--- START DATA SHOWN ---

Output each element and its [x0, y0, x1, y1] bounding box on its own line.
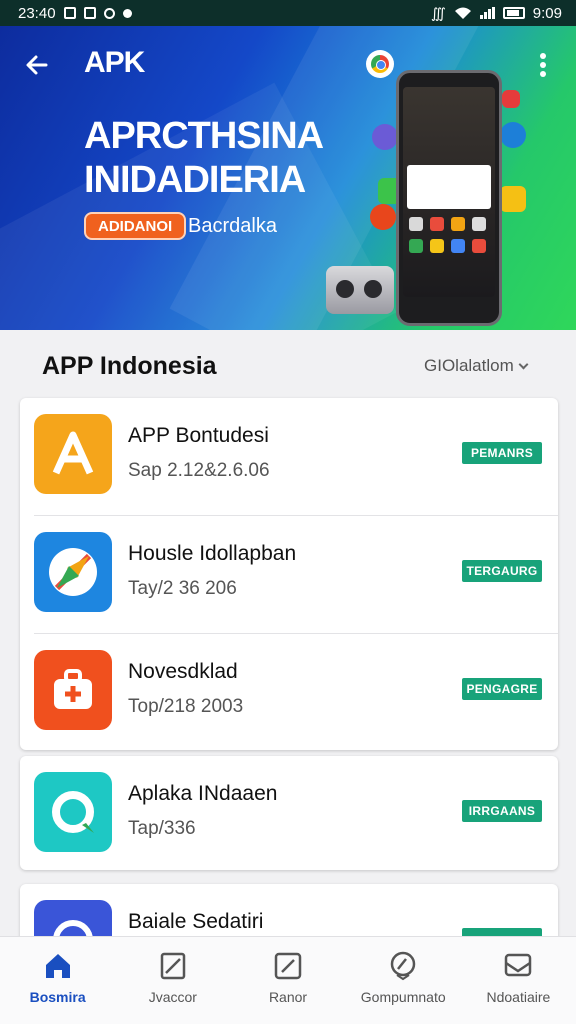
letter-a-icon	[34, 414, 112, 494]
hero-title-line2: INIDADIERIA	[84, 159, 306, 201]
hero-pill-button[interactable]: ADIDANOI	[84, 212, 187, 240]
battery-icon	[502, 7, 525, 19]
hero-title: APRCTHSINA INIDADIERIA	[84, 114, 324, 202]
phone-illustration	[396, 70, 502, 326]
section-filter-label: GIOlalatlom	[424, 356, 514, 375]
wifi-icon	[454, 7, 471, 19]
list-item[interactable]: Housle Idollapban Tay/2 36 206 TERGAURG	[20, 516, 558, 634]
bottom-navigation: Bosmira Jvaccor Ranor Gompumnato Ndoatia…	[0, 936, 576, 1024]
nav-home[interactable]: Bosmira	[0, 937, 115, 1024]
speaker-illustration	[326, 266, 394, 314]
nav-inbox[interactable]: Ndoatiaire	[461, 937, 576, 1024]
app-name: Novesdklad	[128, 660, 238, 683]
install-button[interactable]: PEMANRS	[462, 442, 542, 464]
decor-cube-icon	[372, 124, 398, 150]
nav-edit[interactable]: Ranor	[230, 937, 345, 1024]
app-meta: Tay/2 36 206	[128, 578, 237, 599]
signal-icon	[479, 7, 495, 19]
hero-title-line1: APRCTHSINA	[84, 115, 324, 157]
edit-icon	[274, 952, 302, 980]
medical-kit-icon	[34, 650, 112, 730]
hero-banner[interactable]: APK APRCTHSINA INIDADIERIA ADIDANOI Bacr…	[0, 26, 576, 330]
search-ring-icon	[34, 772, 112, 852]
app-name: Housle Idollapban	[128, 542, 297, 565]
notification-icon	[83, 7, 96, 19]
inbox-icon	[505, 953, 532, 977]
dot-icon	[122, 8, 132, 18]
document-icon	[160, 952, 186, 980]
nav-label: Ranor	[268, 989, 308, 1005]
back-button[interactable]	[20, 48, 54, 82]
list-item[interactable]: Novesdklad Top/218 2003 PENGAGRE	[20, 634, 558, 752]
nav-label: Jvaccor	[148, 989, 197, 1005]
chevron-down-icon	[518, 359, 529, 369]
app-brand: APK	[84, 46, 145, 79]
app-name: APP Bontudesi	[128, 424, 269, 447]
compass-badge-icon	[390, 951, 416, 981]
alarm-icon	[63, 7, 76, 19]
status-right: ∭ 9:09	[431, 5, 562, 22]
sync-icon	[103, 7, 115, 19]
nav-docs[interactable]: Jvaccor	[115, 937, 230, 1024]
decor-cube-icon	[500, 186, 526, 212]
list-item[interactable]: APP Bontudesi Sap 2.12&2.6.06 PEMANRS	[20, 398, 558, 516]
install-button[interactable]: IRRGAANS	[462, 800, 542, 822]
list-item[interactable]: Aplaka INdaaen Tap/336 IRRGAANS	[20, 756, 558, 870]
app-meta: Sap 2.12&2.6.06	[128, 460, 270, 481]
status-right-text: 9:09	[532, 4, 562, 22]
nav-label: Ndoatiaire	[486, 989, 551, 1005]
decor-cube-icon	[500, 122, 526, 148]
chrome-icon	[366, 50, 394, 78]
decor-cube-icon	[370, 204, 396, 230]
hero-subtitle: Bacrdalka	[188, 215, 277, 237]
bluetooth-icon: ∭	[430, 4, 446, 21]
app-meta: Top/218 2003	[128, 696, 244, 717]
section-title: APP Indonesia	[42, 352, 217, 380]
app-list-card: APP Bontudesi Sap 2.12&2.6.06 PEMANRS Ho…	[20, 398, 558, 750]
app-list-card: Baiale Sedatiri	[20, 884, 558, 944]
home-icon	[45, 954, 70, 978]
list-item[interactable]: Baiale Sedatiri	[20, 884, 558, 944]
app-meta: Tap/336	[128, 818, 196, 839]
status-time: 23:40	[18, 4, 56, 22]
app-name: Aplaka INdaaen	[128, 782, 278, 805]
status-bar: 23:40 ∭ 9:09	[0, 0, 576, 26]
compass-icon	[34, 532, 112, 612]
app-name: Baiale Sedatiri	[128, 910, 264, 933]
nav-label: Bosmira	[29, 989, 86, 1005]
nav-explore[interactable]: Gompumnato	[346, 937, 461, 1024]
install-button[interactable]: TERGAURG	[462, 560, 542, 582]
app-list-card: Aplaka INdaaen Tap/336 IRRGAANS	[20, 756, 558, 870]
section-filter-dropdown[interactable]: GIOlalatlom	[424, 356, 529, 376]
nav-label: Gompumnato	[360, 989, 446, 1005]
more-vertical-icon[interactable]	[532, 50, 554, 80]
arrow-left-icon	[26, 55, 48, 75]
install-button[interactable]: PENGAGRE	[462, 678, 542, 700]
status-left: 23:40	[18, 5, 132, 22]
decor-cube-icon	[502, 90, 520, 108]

--- END DATA SHOWN ---
--- START DATA SHOWN ---

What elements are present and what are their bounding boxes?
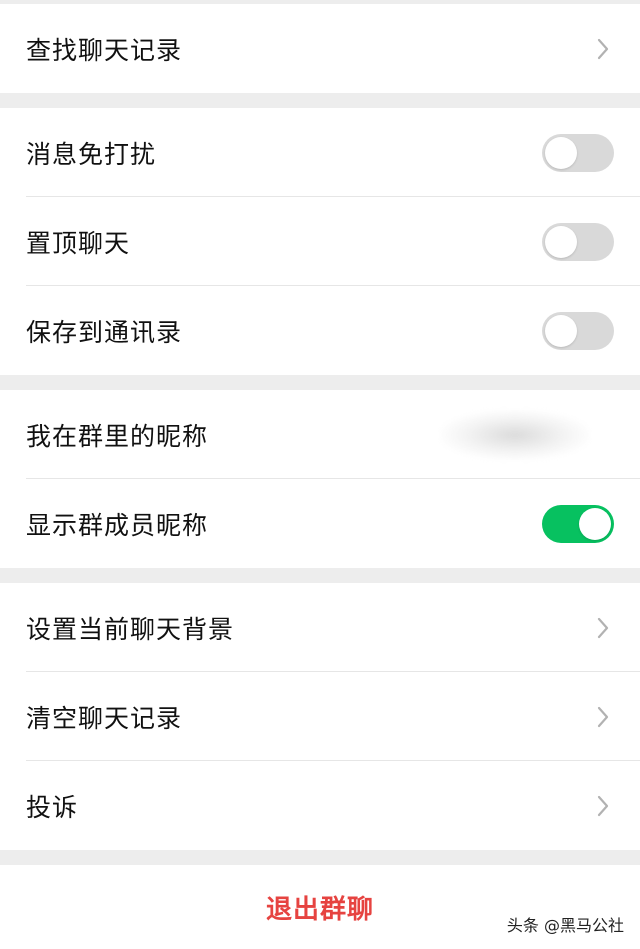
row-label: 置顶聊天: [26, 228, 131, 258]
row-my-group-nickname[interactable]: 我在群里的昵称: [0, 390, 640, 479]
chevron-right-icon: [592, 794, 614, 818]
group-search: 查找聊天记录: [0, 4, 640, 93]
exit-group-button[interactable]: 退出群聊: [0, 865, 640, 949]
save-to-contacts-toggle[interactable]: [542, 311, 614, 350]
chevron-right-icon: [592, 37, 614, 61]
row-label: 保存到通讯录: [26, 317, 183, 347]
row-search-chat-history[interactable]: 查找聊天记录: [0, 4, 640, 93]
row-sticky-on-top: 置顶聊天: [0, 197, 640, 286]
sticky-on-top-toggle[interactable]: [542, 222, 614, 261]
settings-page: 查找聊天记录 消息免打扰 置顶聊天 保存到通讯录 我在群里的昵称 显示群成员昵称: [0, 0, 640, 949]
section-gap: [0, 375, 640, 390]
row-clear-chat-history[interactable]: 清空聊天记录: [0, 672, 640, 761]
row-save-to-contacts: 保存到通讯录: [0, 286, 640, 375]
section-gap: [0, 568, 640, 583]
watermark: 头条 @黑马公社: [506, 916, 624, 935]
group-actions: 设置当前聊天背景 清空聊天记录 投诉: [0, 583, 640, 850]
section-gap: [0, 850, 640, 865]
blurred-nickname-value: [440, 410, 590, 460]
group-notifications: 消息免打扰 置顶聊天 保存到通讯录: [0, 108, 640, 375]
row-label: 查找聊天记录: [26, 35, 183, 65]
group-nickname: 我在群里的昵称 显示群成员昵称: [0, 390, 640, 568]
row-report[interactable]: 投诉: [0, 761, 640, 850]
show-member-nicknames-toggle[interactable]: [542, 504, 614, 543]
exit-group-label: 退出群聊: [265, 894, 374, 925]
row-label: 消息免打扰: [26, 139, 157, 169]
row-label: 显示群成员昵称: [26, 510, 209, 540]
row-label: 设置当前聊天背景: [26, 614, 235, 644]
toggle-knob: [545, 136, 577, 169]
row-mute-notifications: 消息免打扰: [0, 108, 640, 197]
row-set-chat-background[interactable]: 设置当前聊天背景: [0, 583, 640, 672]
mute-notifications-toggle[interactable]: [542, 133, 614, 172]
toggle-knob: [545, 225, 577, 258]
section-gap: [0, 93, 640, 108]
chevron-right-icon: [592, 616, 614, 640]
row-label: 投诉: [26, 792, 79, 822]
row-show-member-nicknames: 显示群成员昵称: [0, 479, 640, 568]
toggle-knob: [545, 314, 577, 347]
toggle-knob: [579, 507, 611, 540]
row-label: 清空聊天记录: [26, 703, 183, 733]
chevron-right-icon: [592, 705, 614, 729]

--- END DATA SHOWN ---
--- START DATA SHOWN ---

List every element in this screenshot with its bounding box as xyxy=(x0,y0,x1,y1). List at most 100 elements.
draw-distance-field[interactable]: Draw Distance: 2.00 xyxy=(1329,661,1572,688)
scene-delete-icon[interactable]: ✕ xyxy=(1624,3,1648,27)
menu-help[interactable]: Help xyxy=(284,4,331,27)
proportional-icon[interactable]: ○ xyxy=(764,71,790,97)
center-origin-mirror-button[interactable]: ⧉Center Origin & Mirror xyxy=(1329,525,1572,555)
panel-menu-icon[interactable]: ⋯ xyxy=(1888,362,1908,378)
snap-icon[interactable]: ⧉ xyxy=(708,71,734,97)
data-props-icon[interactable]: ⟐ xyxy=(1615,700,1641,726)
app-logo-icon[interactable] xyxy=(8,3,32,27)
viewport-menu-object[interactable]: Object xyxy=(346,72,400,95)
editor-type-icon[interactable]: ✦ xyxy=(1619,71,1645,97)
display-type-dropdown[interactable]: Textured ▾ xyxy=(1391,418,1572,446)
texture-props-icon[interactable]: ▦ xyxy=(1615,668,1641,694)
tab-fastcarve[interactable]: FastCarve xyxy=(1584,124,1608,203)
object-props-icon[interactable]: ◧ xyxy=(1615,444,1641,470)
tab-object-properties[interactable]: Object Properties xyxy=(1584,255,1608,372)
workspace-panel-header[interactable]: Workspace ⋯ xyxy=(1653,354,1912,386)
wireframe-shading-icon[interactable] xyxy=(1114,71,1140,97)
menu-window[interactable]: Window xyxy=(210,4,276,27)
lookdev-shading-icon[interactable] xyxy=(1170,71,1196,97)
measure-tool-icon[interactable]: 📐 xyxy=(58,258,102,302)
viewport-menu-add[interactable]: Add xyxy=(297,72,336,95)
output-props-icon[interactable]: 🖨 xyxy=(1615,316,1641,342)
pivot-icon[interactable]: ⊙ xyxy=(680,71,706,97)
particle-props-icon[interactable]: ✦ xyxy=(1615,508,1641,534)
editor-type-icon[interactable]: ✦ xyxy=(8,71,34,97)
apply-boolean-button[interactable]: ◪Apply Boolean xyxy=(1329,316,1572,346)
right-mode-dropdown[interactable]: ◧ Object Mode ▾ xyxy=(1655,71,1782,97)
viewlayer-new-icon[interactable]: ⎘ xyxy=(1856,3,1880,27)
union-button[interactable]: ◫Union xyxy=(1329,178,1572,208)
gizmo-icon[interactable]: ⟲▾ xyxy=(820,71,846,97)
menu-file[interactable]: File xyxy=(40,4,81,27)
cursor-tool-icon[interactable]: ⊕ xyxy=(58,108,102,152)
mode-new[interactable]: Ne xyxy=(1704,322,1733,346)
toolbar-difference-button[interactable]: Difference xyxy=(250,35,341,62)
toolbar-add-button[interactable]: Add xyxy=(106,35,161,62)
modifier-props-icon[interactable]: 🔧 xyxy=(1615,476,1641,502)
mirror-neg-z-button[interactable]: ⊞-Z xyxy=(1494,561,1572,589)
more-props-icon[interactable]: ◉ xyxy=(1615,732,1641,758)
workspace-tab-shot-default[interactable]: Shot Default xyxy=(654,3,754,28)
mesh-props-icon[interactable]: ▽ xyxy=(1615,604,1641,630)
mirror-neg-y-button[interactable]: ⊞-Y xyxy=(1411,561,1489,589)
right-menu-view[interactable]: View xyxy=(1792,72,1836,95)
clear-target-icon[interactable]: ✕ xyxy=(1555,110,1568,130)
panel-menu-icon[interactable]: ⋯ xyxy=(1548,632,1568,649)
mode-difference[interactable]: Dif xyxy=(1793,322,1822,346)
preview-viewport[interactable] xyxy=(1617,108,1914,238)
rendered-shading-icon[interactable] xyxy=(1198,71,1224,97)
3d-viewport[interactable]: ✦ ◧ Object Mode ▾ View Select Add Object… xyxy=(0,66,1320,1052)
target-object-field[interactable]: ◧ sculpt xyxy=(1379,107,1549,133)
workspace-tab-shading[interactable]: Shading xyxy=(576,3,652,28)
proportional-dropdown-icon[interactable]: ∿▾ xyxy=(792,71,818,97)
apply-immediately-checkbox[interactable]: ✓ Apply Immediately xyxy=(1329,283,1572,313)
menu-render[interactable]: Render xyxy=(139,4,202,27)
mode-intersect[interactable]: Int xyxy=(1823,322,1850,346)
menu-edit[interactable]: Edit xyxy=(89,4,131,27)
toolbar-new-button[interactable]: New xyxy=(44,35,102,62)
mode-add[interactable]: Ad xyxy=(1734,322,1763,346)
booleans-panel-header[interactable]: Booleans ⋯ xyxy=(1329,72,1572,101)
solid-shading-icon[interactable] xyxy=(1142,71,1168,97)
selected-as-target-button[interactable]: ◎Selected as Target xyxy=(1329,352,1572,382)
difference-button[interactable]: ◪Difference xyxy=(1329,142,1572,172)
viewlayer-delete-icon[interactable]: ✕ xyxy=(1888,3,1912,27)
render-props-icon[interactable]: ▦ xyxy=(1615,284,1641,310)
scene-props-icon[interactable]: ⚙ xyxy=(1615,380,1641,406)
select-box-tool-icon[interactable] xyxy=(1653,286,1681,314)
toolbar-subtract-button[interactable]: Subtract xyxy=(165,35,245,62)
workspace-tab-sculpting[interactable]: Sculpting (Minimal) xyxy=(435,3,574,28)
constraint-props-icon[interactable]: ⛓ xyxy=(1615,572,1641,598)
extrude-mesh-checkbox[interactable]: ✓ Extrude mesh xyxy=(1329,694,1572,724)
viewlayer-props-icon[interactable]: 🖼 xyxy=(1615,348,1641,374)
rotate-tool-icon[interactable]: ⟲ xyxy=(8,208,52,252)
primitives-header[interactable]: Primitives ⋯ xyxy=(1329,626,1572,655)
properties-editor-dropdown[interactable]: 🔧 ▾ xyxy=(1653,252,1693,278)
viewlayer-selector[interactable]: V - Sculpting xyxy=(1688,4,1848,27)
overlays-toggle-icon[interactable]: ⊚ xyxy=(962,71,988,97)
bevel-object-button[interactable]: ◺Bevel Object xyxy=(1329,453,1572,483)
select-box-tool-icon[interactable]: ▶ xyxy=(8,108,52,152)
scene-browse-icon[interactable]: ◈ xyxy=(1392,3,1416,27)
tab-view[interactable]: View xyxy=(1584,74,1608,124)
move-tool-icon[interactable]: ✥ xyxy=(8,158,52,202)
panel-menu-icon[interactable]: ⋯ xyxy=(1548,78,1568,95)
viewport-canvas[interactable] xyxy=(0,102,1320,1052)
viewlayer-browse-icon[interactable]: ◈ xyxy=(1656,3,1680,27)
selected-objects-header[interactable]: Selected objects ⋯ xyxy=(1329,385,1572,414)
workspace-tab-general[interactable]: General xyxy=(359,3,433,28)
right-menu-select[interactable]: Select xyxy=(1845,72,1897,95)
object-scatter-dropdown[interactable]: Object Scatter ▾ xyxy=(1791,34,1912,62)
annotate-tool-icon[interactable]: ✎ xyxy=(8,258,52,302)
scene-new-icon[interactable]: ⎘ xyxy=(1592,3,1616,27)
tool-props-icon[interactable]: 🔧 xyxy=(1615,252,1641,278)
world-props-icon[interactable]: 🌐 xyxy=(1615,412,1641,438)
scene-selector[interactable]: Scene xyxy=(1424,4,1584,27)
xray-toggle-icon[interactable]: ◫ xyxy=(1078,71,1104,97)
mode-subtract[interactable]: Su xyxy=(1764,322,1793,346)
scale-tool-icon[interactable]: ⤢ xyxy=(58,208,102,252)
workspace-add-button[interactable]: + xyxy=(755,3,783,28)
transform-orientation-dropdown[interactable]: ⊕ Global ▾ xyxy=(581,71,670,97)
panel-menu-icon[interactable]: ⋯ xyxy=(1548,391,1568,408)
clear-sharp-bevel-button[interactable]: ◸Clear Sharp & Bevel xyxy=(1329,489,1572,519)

--- END DATA SHOWN ---

*SHORT EXERCISE:* Repeat word for word the items starting at the line that contains "List every element" and ending at the line that contains "menu-window[interactable]: Window xyxy=(210,4,276,27)", including both of those lines.

*WRITTEN RESPONSE:*
List every element in this screenshot with its bounding box as xyxy=(x0,y0,x1,y1). List at most 100 elements.
draw-distance-field[interactable]: Draw Distance: 2.00 xyxy=(1329,661,1572,688)
scene-delete-icon[interactable]: ✕ xyxy=(1624,3,1648,27)
menu-help[interactable]: Help xyxy=(284,4,331,27)
proportional-icon[interactable]: ○ xyxy=(764,71,790,97)
center-origin-mirror-button[interactable]: ⧉Center Origin & Mirror xyxy=(1329,525,1572,555)
panel-menu-icon[interactable]: ⋯ xyxy=(1888,362,1908,378)
snap-icon[interactable]: ⧉ xyxy=(708,71,734,97)
data-props-icon[interactable]: ⟐ xyxy=(1615,700,1641,726)
app-logo-icon[interactable] xyxy=(8,3,32,27)
viewport-menu-object[interactable]: Object xyxy=(346,72,400,95)
editor-type-icon[interactable]: ✦ xyxy=(1619,71,1645,97)
display-type-dropdown[interactable]: Textured ▾ xyxy=(1391,418,1572,446)
texture-props-icon[interactable]: ▦ xyxy=(1615,668,1641,694)
tab-fastcarve[interactable]: FastCarve xyxy=(1584,124,1608,203)
object-props-icon[interactable]: ◧ xyxy=(1615,444,1641,470)
tab-object-properties[interactable]: Object Properties xyxy=(1584,255,1608,372)
workspace-panel-header[interactable]: Workspace ⋯ xyxy=(1653,354,1912,386)
wireframe-shading-icon[interactable] xyxy=(1114,71,1140,97)
menu-window[interactable]: Window xyxy=(210,4,276,27)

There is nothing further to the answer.